• **SOURCE DOCUMENT**
Three of the outstanding characteristics of bureaucracy were, as we have seen, permanence, hierarchy, and a division of labor. These characteristics molded the human beings who manned the organizations. Permanence – the recognition that the link between man and organization would endure through time – brought with it a commitment to the organization. The longer the man stayed within its embrace, the more he saw his past as an investment in the organization, the more he saw his personal future as dependent upon that of the organization. Longevity bred loyalty. In work organizations, this natural tendency was powerfully reinforced by the knowledge that termination of one's links with the organization very often meant a loss of the means of economic survival. In a world wracked by scarcity for the many, a job was precious. The bureaucrat was thus immobile and deeply oriented toward economic security. To keep his job, he willingly subordinated his own interests and convictions to those of the organization.
Power-laden hierarchies, through which authority flowed, wielded the whip by which the individual was held in line. Knowing that his relationship with the organization would be relatively permanent (or at least hoping that it would be) the organization man looked within for approval. Rewards and punishments came down the hierarchy to the individual, so that the individual, habitually looking upward at the next rung of the hierarchical ladder, became conditioned to subservience. Thus: the wishy-washy organization man – the man without personal convictions (or without the courage to make them evident). It paid to conform.

• **INFORMATION SUPPLIED**
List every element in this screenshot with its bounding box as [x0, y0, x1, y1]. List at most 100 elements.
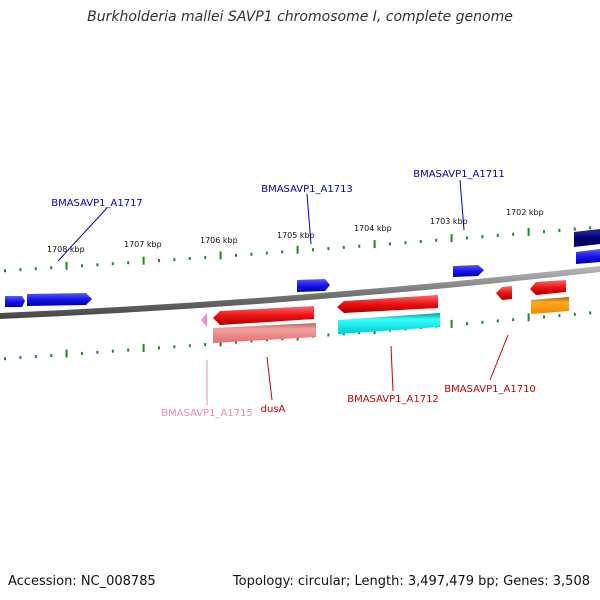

• **WHAT YOU NEED TO DO**
Decide whether each statement agrees with the bureaucracy text above. Answer yes or no and quote the exact words from the text that settle it. (a) Staying longer in an organization produced loyalty to it. (b) The bureaucrat was highly mobile and indifferent to economic security. (c) Rewards and punishments reached the individual from peers at the same level.

• **REPLY TO THE TASK**
(a) Yes: "Longevity bred loyalty."
(b) No: "The bureaucrat was thus immobile and deeply oriented toward economic security."
(c) No: "Rewards and punishments came down the hierarchy to the individual"